> **Goal of the exercise**
Please report every line from the material that contains the word "самоуправления".

Stored items from a collection:
"""
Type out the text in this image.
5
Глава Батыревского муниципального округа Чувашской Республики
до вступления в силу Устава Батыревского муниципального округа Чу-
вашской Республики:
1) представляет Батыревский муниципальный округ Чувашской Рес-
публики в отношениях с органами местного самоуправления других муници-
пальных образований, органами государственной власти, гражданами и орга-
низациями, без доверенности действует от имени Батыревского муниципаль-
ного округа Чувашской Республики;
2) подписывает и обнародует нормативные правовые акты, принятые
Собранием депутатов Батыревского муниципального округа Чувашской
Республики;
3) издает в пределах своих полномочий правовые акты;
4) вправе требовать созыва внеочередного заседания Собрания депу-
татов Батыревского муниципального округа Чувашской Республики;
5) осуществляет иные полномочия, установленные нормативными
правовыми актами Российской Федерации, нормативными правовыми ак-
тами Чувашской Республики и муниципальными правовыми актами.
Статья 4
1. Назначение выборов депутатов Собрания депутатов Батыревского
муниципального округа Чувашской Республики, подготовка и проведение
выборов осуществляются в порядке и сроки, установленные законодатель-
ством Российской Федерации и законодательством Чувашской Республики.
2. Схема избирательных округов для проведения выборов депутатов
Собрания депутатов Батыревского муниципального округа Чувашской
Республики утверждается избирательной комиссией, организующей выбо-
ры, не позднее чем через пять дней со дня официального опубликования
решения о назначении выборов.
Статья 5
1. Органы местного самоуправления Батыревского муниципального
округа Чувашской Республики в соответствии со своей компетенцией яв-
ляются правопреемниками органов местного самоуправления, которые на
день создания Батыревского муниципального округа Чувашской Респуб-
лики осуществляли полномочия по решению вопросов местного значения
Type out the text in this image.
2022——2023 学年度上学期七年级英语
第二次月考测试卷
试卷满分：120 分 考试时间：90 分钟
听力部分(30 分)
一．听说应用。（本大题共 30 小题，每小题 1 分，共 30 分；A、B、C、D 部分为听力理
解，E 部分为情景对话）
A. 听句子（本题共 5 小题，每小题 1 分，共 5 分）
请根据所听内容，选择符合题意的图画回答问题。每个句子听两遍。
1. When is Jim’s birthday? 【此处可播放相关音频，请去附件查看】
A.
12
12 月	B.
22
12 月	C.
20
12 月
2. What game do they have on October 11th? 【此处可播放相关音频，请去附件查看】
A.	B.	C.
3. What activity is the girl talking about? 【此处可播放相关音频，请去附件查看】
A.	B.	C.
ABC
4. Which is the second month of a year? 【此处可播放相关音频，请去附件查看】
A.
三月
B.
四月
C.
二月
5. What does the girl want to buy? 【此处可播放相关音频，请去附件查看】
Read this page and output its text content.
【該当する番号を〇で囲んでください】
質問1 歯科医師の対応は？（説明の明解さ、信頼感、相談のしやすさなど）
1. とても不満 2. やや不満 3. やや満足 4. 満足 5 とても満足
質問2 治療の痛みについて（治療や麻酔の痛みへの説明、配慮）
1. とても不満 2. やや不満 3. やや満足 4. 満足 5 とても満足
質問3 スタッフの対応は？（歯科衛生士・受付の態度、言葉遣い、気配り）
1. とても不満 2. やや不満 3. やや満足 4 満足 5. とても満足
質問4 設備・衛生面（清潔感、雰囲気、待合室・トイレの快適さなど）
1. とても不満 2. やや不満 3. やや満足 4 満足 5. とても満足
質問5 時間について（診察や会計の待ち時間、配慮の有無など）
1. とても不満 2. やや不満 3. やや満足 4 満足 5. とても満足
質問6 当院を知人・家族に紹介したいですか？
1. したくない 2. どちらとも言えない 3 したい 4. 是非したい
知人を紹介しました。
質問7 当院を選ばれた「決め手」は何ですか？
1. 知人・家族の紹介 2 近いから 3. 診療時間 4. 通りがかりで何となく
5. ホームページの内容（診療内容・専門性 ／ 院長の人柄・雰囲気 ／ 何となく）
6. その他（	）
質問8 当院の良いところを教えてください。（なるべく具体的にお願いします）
"""
"""
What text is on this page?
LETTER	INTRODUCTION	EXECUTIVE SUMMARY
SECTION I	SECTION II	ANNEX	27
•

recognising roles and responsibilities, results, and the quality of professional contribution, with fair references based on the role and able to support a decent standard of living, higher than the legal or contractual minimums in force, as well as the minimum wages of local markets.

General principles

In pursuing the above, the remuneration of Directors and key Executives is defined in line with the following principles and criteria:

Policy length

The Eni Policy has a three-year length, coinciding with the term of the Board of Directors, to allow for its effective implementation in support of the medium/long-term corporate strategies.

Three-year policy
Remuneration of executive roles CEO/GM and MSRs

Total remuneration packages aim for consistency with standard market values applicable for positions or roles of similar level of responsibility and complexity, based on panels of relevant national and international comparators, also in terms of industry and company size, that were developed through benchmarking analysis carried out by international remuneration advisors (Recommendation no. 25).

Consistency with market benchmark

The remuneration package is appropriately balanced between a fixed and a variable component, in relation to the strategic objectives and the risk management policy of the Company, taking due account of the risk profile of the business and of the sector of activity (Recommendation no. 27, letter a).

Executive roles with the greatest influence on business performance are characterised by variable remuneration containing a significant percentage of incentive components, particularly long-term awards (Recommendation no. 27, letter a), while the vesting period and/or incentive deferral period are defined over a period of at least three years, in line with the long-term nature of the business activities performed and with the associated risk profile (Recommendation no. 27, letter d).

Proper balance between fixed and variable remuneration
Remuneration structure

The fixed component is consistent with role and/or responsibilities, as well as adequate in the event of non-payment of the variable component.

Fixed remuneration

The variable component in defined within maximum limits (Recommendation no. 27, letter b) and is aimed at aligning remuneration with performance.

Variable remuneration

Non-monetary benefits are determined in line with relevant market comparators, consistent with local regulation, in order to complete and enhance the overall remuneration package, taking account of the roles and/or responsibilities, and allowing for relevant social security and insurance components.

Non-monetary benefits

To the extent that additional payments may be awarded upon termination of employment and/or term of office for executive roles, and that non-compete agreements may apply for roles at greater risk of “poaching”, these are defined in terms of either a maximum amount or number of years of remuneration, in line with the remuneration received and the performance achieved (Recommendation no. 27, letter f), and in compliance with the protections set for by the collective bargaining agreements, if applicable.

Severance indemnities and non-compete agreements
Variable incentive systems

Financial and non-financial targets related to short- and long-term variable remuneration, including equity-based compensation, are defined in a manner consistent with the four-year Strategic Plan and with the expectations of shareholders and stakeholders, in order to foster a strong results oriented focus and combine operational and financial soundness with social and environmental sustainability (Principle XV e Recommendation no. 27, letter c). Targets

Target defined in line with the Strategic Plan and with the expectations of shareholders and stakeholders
"""
> **The reply**
публики в отношениях с органами местного самоуправления других муници-
1. Органы местного самоуправления Батыревского муниципального
ляются правопреемниками органов местного самоуправления, которые на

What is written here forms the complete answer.